#### OBJECTIVE:
Filter the data for lines with the word "Untuk", then copy every line so identified.

#### INPUT:
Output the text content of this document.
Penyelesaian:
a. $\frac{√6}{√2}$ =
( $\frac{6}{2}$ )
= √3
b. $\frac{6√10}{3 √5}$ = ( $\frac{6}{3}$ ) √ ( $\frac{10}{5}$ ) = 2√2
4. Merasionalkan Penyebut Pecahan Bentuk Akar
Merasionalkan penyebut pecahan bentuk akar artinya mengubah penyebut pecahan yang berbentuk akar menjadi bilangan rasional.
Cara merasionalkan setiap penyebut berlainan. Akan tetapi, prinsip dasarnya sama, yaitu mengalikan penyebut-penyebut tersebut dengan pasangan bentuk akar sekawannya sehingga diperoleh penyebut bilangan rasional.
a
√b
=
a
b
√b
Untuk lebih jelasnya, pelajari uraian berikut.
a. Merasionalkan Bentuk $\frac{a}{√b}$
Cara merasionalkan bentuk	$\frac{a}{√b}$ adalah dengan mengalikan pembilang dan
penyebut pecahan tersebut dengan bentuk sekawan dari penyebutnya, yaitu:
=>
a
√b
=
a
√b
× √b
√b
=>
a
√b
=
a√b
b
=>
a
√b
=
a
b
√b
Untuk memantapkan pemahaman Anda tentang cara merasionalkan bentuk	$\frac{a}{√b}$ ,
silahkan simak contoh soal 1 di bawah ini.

--

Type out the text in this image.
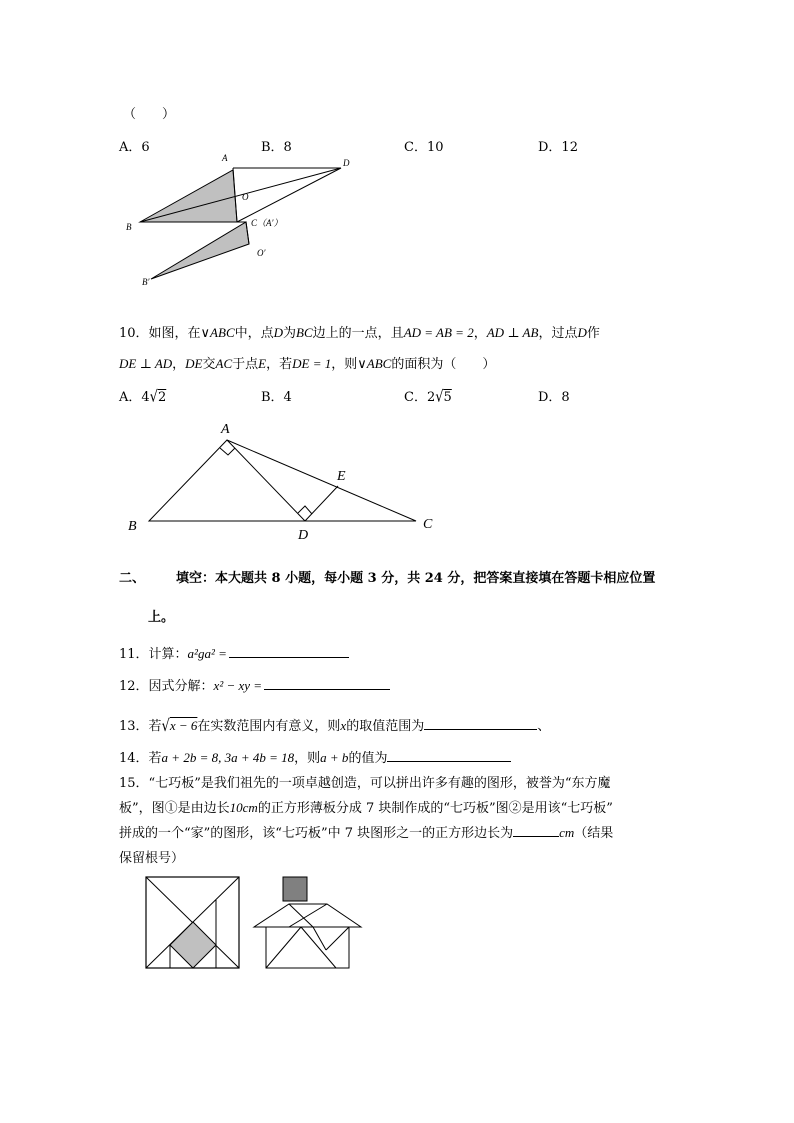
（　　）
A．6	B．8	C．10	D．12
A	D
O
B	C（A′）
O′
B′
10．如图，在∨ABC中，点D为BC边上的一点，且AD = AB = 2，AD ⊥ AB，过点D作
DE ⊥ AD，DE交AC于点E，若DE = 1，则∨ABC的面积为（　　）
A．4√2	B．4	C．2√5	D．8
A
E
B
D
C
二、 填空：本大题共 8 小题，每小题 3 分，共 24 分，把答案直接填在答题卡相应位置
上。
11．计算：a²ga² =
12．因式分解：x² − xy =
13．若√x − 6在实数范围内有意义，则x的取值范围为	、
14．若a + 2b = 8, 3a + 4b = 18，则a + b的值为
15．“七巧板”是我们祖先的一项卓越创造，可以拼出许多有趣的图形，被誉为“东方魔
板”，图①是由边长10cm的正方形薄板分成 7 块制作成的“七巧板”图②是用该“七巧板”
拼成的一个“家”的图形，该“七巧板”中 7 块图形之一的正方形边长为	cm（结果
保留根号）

* * *

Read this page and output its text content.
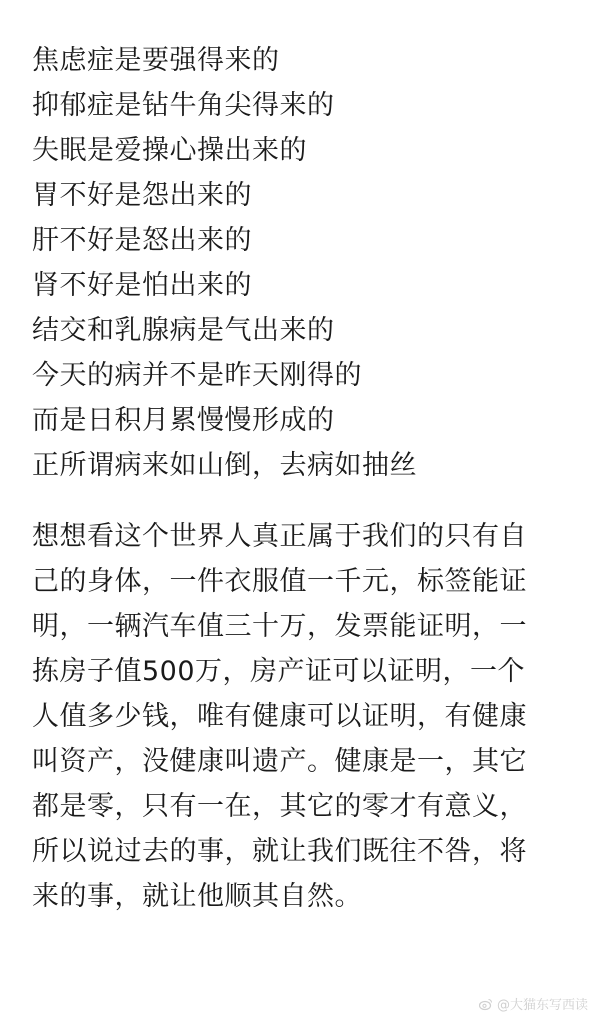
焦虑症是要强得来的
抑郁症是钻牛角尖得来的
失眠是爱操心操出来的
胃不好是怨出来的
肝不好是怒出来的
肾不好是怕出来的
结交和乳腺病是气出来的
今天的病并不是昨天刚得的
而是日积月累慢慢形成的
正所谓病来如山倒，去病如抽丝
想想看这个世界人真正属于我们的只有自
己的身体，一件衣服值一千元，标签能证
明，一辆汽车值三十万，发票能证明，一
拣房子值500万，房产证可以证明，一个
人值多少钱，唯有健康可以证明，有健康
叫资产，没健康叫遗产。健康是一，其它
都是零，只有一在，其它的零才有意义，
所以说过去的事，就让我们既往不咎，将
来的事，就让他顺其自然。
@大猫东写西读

#### RESULT BELOW:
Untuk lebih jelasnya, pelajari uraian berikut.
Untuk memantapkan pemahaman Anda tentang cara merasionalkan bentuk	$\frac{a}{√b}$ ,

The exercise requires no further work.